What this task involves:
Copy the data word for word, keeping every line.
====== Record excerpts
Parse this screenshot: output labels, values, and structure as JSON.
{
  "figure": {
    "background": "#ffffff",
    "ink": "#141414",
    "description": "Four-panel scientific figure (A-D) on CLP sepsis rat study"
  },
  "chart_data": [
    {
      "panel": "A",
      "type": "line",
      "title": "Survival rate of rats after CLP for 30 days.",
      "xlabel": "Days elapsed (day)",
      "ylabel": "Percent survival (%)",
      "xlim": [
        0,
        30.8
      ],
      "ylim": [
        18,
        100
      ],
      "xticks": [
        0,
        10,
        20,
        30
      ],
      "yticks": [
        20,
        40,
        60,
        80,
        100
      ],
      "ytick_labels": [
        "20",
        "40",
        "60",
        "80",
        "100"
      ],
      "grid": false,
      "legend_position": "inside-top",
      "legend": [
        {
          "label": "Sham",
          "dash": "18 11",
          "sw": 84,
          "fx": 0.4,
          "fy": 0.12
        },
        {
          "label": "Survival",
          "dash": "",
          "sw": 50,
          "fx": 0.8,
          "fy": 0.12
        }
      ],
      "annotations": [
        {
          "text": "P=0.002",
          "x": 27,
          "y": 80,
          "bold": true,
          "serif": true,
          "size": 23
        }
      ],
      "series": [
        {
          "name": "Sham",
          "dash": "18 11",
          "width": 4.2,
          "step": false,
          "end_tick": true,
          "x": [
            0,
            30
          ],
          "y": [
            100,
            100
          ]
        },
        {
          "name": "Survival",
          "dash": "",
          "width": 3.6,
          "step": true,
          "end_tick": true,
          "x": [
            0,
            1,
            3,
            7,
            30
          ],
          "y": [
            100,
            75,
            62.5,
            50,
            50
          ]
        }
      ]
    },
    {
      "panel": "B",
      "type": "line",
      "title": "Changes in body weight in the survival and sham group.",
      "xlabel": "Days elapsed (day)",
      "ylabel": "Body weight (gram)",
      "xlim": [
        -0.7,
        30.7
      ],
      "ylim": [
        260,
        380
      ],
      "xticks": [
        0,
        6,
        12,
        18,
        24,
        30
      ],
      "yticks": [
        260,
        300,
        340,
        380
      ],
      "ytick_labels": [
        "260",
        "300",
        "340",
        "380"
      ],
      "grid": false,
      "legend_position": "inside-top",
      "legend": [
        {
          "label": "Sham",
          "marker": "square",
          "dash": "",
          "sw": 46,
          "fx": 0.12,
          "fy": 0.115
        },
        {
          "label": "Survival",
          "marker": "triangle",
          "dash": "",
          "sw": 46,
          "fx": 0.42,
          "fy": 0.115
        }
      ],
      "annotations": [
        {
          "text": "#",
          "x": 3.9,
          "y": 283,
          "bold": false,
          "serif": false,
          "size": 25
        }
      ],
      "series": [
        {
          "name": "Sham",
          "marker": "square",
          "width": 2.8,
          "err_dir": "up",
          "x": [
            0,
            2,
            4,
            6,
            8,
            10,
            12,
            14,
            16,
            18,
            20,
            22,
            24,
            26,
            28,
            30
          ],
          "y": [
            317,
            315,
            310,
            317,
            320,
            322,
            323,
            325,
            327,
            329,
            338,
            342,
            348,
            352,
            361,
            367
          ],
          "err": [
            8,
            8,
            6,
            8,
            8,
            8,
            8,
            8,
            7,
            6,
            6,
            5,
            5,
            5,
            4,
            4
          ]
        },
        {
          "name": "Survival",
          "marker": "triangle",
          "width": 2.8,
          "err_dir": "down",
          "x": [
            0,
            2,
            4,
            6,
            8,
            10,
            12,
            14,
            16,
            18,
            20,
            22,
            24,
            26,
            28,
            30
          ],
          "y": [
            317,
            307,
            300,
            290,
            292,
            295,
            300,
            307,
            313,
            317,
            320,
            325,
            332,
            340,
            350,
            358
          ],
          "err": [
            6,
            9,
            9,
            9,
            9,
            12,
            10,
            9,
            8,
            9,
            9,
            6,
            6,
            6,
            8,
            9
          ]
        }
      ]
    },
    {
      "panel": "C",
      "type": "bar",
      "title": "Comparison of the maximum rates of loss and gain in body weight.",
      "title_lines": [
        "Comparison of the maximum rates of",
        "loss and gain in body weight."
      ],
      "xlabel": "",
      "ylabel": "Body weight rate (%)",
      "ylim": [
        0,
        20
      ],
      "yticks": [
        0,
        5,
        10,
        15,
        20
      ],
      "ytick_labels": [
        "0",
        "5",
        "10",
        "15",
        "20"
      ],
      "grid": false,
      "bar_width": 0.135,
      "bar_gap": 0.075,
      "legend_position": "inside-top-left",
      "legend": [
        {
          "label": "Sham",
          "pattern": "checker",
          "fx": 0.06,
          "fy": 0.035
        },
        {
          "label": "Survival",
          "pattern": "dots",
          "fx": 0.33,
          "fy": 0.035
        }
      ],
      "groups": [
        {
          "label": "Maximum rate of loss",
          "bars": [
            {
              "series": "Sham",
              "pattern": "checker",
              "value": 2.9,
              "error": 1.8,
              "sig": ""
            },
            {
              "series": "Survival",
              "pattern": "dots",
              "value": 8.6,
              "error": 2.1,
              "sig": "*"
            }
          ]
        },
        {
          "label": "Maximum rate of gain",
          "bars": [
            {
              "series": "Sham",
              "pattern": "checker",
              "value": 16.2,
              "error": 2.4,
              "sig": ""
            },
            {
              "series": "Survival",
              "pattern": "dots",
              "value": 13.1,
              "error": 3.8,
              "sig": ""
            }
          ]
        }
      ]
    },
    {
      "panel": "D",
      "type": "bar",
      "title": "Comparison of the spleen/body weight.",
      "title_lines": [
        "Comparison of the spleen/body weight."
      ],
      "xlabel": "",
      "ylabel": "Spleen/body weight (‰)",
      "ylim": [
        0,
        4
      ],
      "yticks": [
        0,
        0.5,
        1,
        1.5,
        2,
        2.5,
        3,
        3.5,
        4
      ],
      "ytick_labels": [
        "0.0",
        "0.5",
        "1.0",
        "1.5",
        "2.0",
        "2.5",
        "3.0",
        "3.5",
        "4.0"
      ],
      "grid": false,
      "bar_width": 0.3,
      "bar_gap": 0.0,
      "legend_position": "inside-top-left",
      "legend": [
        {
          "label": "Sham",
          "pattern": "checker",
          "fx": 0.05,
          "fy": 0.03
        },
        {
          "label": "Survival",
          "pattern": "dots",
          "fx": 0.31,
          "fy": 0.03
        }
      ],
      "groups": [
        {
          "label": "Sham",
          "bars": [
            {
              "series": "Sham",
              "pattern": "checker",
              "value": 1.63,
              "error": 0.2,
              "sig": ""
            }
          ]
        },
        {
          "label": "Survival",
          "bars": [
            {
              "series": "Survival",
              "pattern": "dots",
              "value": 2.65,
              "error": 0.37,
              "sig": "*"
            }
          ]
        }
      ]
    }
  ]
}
============
Exercise answer:
Parse this screenshot: output labels, values, and structure as JSON.
{
  "figure": {
    "background": "#ffffff",
    "ink": "#141414",
    "description": "Four-panel scientific figure (A-D) on CLP sepsis rat study"
  },
  "chart_data": [
    {
      "panel": "A",
      "type": "line",
      "title": "Survival rate of rats after CLP for 30 days.",
      "xlabel": "Days elapsed (day)",
      "ylabel": "Percent survival (%)",
      "xlim": [
        0,
        30.8
      ],
      "ylim": [
        18,
        100
      ],
      "xticks": [
        0,
        10,
        20,
        30
      ],
      "yticks": [
        20,
        40,
        60,
        80,
        100
      ],
      "ytick_labels": [
        "20",
        "40",
        "60",
        "80",
        "100"
      ],
      "grid": false,
      "legend_position": "inside-top",
      "legend": [
        {
          "label": "Sham",
          "dash": "18 11",
          "sw": 84,
          "fx": 0.4,
          "fy": 0.12
        },
        {
          "label": "Survival",
          "dash": "",
          "sw": 50,
          "fx": 0.8,
          "fy": 0.12
        }
      ],
      "annotations": [
        {
          "text": "P=0.002",
          "x": 27,
          "y": 80,
          "bold": true,
          "serif": true,
          "size": 23
        }
      ],
      "series": [
        {
          "name": "Sham",
          "dash": "18 11",
          "width": 4.2,
          "step": false,
          "end_tick": true,
          "x": [
            0,
            30
          ],
          "y": [
            100,
            100
          ]
        },
        {
          "name": "Survival",
          "dash": "",
          "width": 3.6,
          "step": true,
          "end_tick": true,
          "x": [
            0,
            1,
            3,
            7,
            30
          ],
          "y": [
            100,
            75,
            62.5,
            50,
            50
          ]
        }
      ]
    },
    {
      "panel": "B",
      "type": "line",
      "title": "Changes in body weight in the survival and sham group.",
      "xlabel": "Days elapsed (day)",
      "ylabel": "Body weight (gram)",
      "xlim": [
        -0.7,
        30.7
      ],
      "ylim": [
        260,
        380
      ],
      "xticks": [
        0,
        6,
        12,
        18,
        24,
        30
      ],
      "yticks": [
        260,
        300,
        340,
        380
      ],
      "ytick_labels": [
        "260",
        "300",
        "340",
        "380"
      ],
      "grid": false,
      "legend_position": "inside-top",
      "legend": [
        {
          "label": "Sham",
          "marker": "square",
          "dash": "",
          "sw": 46,
          "fx": 0.12,
          "fy": 0.115
        },
        {
          "label": "Survival",
          "marker": "triangle",
          "dash": "",
          "sw": 46,
          "fx": 0.42,
          "fy": 0.115
        }
      ],
      "annotations": [
        {
          "text": "#",
          "x": 3.9,
          "y": 283,
          "bold": false,
          "serif": false,
          "size": 25
        }
      ],
      "series": [
        {
          "name": "Sham",
          "marker": "square",
          "width": 2.8,
          "err_dir": "up",
          "x": [
            0,
            2,
            4,
            6,
            8,
            10,
            12,
            14,
            16,
            18,
            20,
            22,
            24,
            26,
            28,
            30
          ],
          "y": [
            317,
            315,
            310,
            317,
            320,
            322,
            323,
            325,
            327,
            329,
            338,
            342,
            348,
            352,
            361,
            367
          ],
          "err": [
            8,
            8,
            6,
            8,
            8,
            8,
            8,
            8,
            7,
            6,
            6,
            5,
            5,
            5,
            4,
            4
          ]
        },
        {
          "name": "Survival",
          "marker": "triangle",
          "width": 2.8,
          "err_dir": "down",
          "x": [
            0,
            2,
            4,
            6,
            8,
            10,
            12,
            14,
            16,
            18,
            20,
            22,
            24,
            26,
            28,
            30
          ],
          "y": [
            317,
            307,
            300,
            290,
            292,
            295,
            300,
            307,
            313,
            317,
            320,
            325,
            332,
            340,
            350,
            358
          ],
          "err": [
            6,
            9,
            9,
            9,
            9,
            12,
            10,
            9,
            8,
            9,
            9,
            6,
            6,
            6,
            8,
            9
          ]
        }
      ]
    },
    {
      "panel": "C",
      "type": "bar",
      "title": "Comparison of the maximum rates of loss and gain in body weight.",
      "title_lines": [
        "Comparison of the maximum rates of",
        "loss and gain in body weight."
      ],
      "xlabel": "",
      "ylabel": "Body weight rate (%)",
      "ylim": [
        0,
        20
      ],
      "yticks": [
        0,
        5,
        10,
        15,
        20
      ],
      "ytick_labels": [
        "0",
        "5",
        "10",
        "15",
        "20"
      ],
      "grid": false,
      "bar_width": 0.135,
      "bar_gap": 0.075,
      "legend_position": "inside-top-left",
      "legend": [
        {
          "label": "Sham",
          "pattern": "checker",
          "fx": 0.06,
          "fy": 0.035
        },
        {
          "label": "Survival",
          "pattern": "dots",
          "fx": 0.33,
          "fy": 0.035
        }
      ],
      "groups": [
        {
          "label": "Maximum rate of loss",
          "bars": [
            {
              "series": "Sham",
              "pattern": "checker",
              "value": 2.9,
              "error": 1.8,
              "sig": ""
            },
            {
              "series": "Survival",
              "pattern": "dots",
              "value": 8.6,
              "error": 2.1,
              "sig": "*"
            }
          ]
        },
        {
          "label": "Maximum rate of gain",
          "bars": [
            {
              "series": "Sham",
              "pattern": "checker",
              "value": 16.2,
              "error": 2.4,
              "sig": ""
            },
            {
              "series": "Survival",
              "pattern": "dots",
              "value": 13.1,
              "error": 3.8,
              "sig": ""
            }
          ]
        }
      ]
    },
    {
      "panel": "D",
      "type": "bar",
      "title": "Comparison of the spleen/body weight.",
      "title_lines": [
        "Comparison of the spleen/body weight."
      ],
      "xlabel": "",
      "ylabel": "Spleen/body weight (‰)",
      "ylim": [
        0,
        4
      ],
      "yticks": [
        0,
        0.5,
        1,
        1.5,
        2,
        2.5,
        3,
        3.5,
        4
      ],
      "ytick_labels": [
        "0.0",
        "0.5",
        "1.0",
        "1.5",
        "2.0",
        "2.5",
        "3.0",
        "3.5",
        "4.0"
      ],
      "grid": false,
      "bar_width": 0.3,
      "bar_gap": 0.0,
      "legend_position": "inside-top-left",
      "legend": [
        {
          "label": "Sham",
          "pattern": "checker",
          "fx": 0.05,
          "fy": 0.03
        },
        {
          "label": "Survival",
          "pattern": "dots",
          "fx": 0.31,
          "fy": 0.03
        }
      ],
      "groups": [
        {
          "label": "Sham",
          "bars": [
            {
              "series": "Sham",
              "pattern": "checker",
              "value": 1.63,
              "error": 0.2,
              "sig": ""
            }
          ]
        },
        {
          "label": "Survival",
          "bars": [
            {
              "series": "Survival",
              "pattern": "dots",
              "value": 2.65,
              "error": 0.37,
              "sig": "*"
            }
          ]
        }
      ]
    }
  ]
}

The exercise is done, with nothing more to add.